PROBLEM TO WORK ON>
Below is a listing. Gather each line of it that contains "this".

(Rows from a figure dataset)
··········
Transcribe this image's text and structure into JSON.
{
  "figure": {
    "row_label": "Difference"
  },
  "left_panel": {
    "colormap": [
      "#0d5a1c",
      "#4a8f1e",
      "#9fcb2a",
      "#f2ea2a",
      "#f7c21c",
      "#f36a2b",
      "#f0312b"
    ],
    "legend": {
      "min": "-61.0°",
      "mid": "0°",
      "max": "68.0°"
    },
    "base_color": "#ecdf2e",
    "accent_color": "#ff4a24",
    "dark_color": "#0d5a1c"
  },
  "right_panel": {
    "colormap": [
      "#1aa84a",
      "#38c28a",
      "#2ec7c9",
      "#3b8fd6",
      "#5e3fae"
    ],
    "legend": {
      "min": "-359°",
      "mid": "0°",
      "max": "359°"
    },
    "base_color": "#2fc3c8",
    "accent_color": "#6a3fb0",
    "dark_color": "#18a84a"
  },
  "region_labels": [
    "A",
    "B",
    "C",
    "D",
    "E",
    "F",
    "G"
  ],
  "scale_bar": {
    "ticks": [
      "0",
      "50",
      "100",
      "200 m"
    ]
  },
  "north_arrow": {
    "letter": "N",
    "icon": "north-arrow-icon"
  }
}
··········
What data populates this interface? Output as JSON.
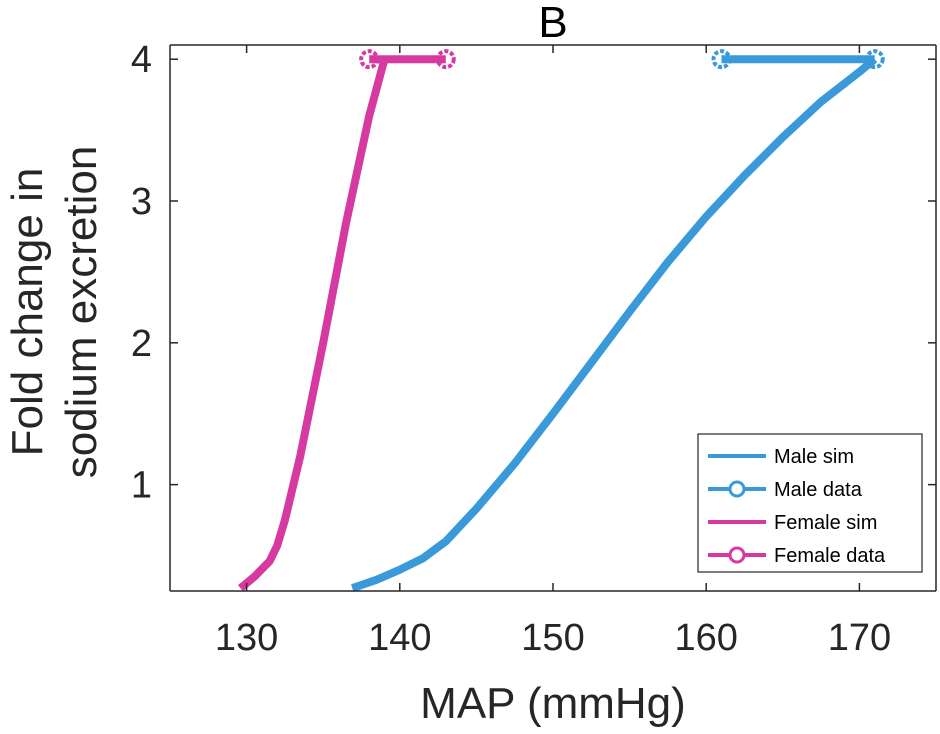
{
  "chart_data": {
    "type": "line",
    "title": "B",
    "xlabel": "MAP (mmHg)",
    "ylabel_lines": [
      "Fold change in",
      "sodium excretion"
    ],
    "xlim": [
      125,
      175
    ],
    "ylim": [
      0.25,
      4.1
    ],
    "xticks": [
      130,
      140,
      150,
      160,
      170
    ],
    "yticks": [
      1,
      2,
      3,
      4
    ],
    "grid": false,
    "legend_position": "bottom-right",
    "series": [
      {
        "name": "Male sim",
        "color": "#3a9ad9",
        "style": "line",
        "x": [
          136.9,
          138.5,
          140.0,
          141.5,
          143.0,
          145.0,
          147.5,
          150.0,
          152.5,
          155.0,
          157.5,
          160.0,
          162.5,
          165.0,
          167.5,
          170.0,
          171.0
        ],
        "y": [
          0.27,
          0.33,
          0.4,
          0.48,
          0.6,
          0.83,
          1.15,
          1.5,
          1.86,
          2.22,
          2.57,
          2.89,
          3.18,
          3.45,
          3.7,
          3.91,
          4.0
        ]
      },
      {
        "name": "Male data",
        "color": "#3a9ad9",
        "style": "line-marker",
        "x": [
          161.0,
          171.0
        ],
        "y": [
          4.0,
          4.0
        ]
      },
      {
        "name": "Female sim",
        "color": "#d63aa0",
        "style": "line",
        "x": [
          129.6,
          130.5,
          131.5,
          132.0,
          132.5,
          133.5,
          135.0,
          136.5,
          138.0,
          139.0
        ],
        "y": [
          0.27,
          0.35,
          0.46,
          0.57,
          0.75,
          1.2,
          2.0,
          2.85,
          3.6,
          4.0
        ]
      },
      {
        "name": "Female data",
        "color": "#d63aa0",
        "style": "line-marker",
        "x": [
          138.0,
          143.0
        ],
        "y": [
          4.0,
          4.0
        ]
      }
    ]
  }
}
··········
RESPONSE TO THE TASK>
Transcribe this image's text and structure into JSON.
What data populates this interface? Output as JSON.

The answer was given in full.